Instruction
Return the entries below verbatim. Pictures stay out.

Data records:
+===+

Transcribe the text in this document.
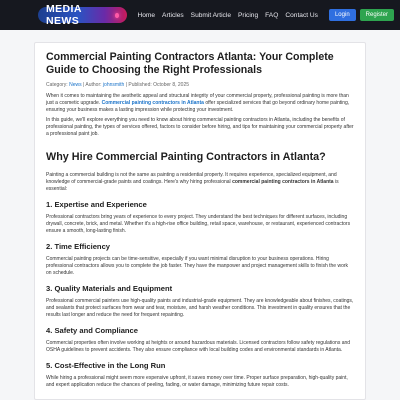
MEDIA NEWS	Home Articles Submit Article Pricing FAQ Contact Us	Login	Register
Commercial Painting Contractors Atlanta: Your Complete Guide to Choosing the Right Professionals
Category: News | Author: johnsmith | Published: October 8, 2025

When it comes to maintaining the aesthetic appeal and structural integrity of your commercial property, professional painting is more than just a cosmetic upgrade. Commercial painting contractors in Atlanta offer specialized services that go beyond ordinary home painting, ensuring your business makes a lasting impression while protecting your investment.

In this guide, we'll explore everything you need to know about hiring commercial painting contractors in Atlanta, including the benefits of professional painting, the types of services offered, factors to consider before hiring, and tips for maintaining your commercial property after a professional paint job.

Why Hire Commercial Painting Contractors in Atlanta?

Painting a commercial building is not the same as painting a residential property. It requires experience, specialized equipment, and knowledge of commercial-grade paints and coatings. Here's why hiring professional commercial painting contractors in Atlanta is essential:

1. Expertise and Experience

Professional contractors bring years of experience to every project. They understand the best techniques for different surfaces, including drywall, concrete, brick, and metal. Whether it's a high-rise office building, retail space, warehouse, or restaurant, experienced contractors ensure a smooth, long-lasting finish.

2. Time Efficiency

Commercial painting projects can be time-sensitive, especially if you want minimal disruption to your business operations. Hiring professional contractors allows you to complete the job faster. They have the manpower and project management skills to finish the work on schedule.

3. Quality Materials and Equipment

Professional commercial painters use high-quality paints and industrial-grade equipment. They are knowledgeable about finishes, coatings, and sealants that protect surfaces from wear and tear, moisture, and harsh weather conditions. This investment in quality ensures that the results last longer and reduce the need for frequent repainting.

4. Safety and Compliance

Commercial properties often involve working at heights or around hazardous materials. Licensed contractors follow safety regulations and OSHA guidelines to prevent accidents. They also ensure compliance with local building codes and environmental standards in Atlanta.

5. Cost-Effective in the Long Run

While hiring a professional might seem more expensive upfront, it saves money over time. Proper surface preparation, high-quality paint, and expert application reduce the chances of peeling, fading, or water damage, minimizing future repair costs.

+===+

Solution for this task
Transcribe the text in this document.
MEDIA NEWS	Home Articles Submit Article Pricing FAQ Contact Us	Login	Register
Commercial Painting Contractors Atlanta: Your Complete Guide to Choosing the Right Professionals
Category: News | Author: johnsmith | Published: October 8, 2025

When it comes to maintaining the aesthetic appeal and structural integrity of your commercial property, professional painting is more than just a cosmetic upgrade. Commercial painting contractors in Atlanta offer specialized services that go beyond ordinary home painting, ensuring your business makes a lasting impression while protecting your investment.

In this guide, we'll explore everything you need to know about hiring commercial painting contractors in Atlanta, including the benefits of professional painting, the types of services offered, factors to consider before hiring, and tips for maintaining your commercial property after a professional paint job.

Why Hire Commercial Painting Contractors in Atlanta?

Painting a commercial building is not the same as painting a residential property. It requires experience, specialized equipment, and knowledge of commercial-grade paints and coatings. Here's why hiring professional commercial painting contractors in Atlanta is essential:

1. Expertise and Experience

Professional contractors bring years of experience to every project. They understand the best techniques for different surfaces, including drywall, concrete, brick, and metal. Whether it's a high-rise office building, retail space, warehouse, or restaurant, experienced contractors ensure a smooth, long-lasting finish.

2. Time Efficiency

Commercial painting projects can be time-sensitive, especially if you want minimal disruption to your business operations. Hiring professional contractors allows you to complete the job faster. They have the manpower and project management skills to finish the work on schedule.

3. Quality Materials and Equipment

Professional commercial painters use high-quality paints and industrial-grade equipment. They are knowledgeable about finishes, coatings, and sealants that protect surfaces from wear and tear, moisture, and harsh weather conditions. This investment in quality ensures that the results last longer and reduce the need for frequent repainting.

4. Safety and Compliance

Commercial properties often involve working at heights or around hazardous materials. Licensed contractors follow safety regulations and OSHA guidelines to prevent accidents. They also ensure compliance with local building codes and environmental standards in Atlanta.

5. Cost-Effective in the Long Run

While hiring a professional might seem more expensive upfront, it saves money over time. Proper surface preparation, high-quality paint, and expert application reduce the chances of peeling, fading, or water damage, minimizing future repair costs.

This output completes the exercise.